-------- PROVIDED ENTRIES --------

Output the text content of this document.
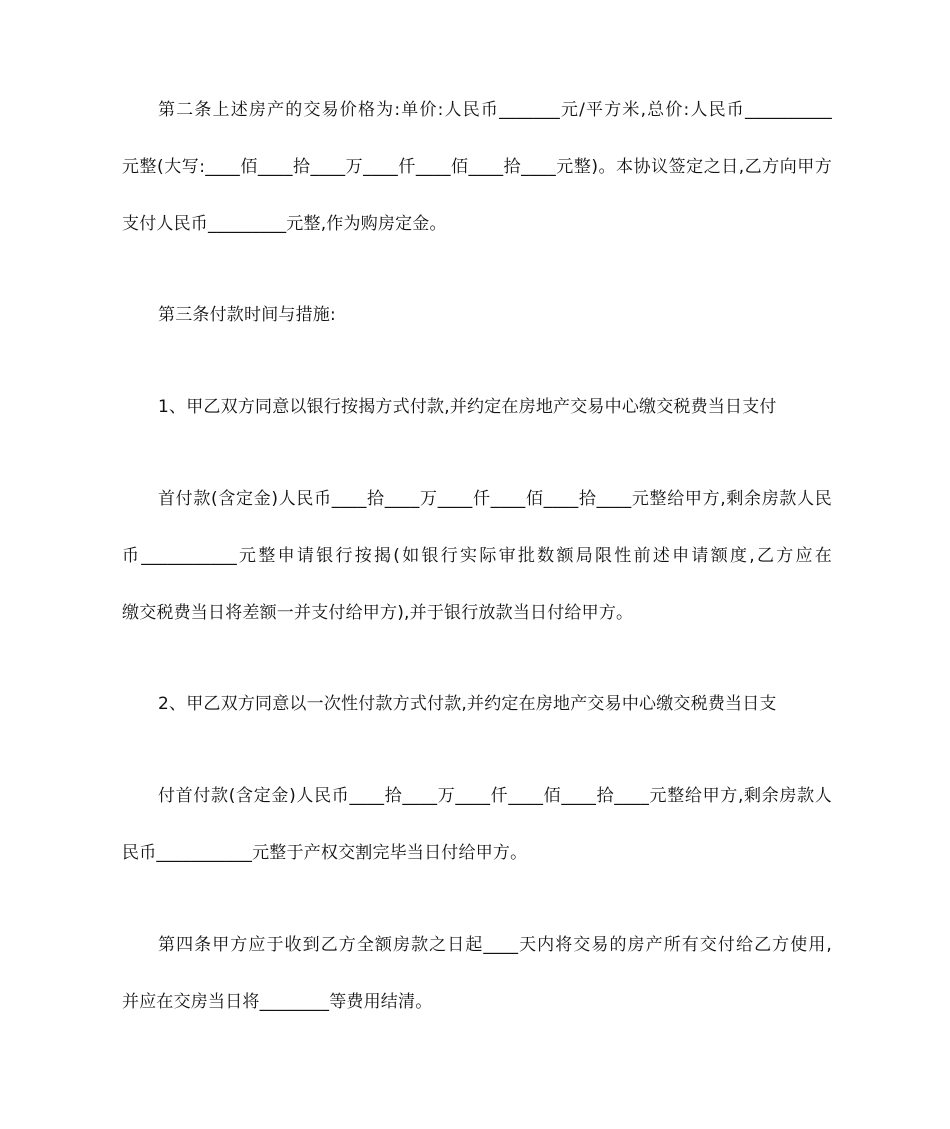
第二条上述房产的交易价格为:单价:人民币_______元/平方米,总价:人民币__________
元整(大写:____佰____拾____万____仟____佰____拾____元整)。本协议签定之日,乙方向甲方
支付人民币_________元整,作为购房定金。
第三条付款时间与措施:
1、甲乙双方同意以银行按揭方式付款,并约定在房地产交易中心缴交税费当日支付
首付款(含定金)人民币____拾____万____仟____佰____拾____元整给甲方,剩余房款人民
币___________元整申请银行按揭(如银行实际审批数额局限性前述申请额度,乙方应在
缴交税费当日将差额一并支付给甲方),并于银行放款当日付给甲方。
2、甲乙双方同意以一次性付款方式付款,并约定在房地产交易中心缴交税费当日支
付首付款(含定金)人民币____拾____万____仟____佰____拾____元整给甲方,剩余房款人
民币___________元整于产权交割完毕当日付给甲方。
第四条甲方应于收到乙方全额房款之日起____天内将交易的房产所有交付给乙方使用,
并应在交房当日将________等费用结清。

--------

- _WRITTEN TASK_
Reproduce every entry word for word, but omit the pictures.

- _RESPONSE TO THIS TASK_
Output the text content of this document.
第二条上述房产的交易价格为:单价:人民币_______元/平方米,总价:人民币__________
元整(大写:____佰____拾____万____仟____佰____拾____元整)。本协议签定之日,乙方向甲方
支付人民币_________元整,作为购房定金。
第三条付款时间与措施:
1、甲乙双方同意以银行按揭方式付款,并约定在房地产交易中心缴交税费当日支付
首付款(含定金)人民币____拾____万____仟____佰____拾____元整给甲方,剩余房款人民
币___________元整申请银行按揭(如银行实际审批数额局限性前述申请额度,乙方应在
缴交税费当日将差额一并支付给甲方),并于银行放款当日付给甲方。
2、甲乙双方同意以一次性付款方式付款,并约定在房地产交易中心缴交税费当日支
付首付款(含定金)人民币____拾____万____仟____佰____拾____元整给甲方,剩余房款人
民币___________元整于产权交割完毕当日付给甲方。
第四条甲方应于收到乙方全额房款之日起____天内将交易的房产所有交付给乙方使用,
并应在交房当日将________等费用结清。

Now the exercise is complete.